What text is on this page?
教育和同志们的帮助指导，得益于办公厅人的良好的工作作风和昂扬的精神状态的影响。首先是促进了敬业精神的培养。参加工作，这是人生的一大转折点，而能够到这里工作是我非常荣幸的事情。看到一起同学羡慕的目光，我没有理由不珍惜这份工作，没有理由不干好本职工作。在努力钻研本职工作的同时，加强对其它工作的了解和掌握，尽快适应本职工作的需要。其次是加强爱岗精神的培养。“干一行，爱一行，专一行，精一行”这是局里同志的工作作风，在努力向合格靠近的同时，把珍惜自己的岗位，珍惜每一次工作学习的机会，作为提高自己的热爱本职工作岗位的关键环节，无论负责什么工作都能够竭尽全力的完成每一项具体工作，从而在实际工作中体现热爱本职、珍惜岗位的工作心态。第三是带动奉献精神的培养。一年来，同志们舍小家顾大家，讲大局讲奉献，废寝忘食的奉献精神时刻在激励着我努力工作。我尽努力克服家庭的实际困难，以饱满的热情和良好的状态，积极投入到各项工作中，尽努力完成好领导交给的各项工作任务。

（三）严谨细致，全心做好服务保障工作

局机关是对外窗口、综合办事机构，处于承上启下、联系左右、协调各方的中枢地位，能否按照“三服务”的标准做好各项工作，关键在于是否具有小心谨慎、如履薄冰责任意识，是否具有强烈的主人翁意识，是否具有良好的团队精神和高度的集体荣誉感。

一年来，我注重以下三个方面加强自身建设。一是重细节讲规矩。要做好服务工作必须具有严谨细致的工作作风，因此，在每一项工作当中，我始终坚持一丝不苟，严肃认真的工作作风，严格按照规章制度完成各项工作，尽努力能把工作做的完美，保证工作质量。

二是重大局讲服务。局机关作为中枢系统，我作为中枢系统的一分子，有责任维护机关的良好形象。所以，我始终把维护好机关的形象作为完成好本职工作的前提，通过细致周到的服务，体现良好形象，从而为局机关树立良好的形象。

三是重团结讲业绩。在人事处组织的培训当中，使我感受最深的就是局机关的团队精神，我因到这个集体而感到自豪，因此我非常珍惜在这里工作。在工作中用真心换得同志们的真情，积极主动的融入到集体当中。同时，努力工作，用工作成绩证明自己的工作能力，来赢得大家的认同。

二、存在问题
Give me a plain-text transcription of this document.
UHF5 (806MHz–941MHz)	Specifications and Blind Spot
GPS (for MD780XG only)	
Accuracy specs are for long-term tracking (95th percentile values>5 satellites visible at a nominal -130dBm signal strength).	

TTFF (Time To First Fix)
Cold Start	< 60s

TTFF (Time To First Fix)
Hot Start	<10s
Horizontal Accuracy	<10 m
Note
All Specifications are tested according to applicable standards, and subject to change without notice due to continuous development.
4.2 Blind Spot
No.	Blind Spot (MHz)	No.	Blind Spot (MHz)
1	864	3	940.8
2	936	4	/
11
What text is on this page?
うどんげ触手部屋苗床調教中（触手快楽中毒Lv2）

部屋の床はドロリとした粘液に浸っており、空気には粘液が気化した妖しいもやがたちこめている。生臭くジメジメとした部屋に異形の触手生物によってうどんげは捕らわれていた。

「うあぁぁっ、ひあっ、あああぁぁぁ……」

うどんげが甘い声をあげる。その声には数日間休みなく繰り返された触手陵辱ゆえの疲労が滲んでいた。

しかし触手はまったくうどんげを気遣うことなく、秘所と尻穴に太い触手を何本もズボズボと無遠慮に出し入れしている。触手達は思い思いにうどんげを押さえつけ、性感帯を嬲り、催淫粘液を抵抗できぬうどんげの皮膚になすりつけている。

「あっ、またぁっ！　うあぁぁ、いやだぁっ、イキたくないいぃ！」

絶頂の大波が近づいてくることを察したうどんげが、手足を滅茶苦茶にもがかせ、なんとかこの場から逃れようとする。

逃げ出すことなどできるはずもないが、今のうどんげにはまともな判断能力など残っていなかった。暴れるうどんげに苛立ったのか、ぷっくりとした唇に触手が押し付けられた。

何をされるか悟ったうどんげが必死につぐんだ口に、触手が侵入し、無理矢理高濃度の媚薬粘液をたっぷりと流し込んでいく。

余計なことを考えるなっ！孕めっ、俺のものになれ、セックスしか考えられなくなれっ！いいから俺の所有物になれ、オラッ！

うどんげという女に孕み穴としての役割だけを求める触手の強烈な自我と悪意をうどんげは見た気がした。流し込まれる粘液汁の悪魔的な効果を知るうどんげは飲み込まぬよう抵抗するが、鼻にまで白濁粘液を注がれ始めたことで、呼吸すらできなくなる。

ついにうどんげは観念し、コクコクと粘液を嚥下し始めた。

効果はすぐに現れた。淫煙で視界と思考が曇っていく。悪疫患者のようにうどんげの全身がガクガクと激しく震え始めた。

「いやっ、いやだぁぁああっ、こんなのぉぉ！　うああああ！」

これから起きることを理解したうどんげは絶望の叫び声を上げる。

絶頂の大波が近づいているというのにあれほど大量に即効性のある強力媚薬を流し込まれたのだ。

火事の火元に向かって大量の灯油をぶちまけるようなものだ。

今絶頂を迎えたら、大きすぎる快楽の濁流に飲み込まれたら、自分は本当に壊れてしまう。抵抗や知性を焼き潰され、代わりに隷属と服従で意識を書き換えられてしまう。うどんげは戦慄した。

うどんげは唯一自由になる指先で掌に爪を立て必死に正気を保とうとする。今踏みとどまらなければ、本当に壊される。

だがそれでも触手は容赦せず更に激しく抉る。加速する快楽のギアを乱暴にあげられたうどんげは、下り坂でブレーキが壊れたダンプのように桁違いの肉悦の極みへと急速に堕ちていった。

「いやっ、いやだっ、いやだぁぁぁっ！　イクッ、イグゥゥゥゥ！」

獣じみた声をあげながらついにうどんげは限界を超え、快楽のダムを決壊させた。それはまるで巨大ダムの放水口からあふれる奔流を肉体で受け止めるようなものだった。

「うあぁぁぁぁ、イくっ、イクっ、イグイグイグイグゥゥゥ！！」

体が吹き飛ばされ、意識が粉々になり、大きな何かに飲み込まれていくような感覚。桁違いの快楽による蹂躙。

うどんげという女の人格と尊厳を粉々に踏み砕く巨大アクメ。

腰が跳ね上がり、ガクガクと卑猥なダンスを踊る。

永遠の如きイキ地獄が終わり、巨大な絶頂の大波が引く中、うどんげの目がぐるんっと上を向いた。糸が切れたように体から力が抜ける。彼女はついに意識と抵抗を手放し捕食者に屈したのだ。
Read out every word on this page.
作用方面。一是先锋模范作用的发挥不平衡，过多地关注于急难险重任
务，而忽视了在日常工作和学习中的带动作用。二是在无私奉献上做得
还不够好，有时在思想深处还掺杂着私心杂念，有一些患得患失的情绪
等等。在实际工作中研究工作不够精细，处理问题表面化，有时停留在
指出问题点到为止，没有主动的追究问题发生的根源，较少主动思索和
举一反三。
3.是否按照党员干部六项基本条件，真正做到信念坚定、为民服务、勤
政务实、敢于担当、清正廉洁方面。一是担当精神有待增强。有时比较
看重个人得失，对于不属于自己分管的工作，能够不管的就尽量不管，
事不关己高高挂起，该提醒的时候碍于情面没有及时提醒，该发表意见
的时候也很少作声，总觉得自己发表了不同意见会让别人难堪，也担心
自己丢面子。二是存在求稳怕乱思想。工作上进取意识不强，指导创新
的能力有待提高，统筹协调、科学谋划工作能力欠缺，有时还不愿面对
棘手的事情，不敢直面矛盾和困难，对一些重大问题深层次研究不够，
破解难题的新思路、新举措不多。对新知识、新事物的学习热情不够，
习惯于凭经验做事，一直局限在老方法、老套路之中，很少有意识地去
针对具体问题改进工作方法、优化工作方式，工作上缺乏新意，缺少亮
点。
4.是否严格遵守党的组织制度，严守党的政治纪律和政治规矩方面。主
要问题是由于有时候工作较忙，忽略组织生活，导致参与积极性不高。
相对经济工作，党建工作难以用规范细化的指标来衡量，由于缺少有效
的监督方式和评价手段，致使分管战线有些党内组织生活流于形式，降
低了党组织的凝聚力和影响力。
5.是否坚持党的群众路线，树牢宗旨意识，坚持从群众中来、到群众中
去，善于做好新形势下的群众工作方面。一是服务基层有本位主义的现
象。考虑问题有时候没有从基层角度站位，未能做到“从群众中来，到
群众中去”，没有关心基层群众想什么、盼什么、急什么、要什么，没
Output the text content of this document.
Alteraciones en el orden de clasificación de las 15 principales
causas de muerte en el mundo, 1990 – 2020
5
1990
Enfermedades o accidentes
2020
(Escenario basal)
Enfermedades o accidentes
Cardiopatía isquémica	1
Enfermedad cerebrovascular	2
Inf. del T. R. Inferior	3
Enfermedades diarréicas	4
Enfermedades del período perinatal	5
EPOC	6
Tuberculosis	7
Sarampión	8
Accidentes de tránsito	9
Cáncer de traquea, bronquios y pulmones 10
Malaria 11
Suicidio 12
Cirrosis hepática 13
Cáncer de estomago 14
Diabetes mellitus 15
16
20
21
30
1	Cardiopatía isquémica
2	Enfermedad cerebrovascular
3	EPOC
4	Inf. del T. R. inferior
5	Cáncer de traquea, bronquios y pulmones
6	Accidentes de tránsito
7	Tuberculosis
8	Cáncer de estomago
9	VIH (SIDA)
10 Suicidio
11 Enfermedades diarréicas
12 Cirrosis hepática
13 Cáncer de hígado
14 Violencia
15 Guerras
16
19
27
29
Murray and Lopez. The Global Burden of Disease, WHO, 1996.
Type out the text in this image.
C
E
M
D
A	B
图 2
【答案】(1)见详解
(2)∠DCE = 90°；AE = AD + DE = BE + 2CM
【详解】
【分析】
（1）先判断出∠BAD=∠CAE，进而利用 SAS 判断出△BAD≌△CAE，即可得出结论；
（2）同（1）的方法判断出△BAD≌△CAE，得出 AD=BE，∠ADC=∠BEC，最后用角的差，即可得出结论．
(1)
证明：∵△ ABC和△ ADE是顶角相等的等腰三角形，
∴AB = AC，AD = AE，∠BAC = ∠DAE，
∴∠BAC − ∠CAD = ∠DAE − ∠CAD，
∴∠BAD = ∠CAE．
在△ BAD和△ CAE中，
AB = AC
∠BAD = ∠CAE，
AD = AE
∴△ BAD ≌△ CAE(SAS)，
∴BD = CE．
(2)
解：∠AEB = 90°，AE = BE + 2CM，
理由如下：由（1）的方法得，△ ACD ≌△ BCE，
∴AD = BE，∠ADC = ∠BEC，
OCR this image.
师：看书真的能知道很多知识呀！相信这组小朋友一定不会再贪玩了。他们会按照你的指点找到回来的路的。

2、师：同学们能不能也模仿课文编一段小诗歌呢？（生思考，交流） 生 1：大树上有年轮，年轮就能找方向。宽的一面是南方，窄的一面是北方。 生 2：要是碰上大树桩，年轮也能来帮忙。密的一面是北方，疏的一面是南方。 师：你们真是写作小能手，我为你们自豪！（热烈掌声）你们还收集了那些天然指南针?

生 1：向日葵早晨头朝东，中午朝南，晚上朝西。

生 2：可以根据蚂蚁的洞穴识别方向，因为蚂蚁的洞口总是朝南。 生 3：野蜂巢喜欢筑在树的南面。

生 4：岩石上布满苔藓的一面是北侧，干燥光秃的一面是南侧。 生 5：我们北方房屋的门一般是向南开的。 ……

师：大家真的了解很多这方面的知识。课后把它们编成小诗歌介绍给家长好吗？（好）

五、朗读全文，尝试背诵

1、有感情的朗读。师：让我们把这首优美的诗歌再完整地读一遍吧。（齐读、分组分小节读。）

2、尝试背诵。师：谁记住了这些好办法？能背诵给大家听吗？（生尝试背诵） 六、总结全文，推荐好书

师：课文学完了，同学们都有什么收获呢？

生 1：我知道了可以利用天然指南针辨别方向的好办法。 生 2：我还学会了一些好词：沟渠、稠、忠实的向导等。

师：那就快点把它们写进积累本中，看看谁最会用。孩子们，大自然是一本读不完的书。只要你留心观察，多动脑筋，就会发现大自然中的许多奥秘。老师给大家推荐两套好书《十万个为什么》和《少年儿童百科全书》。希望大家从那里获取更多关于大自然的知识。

**Aim**. From the entries above, select each line containing the string "document".

**Reply to the task**.
Give me a plain-text transcription of this document.
Output the text content of this document.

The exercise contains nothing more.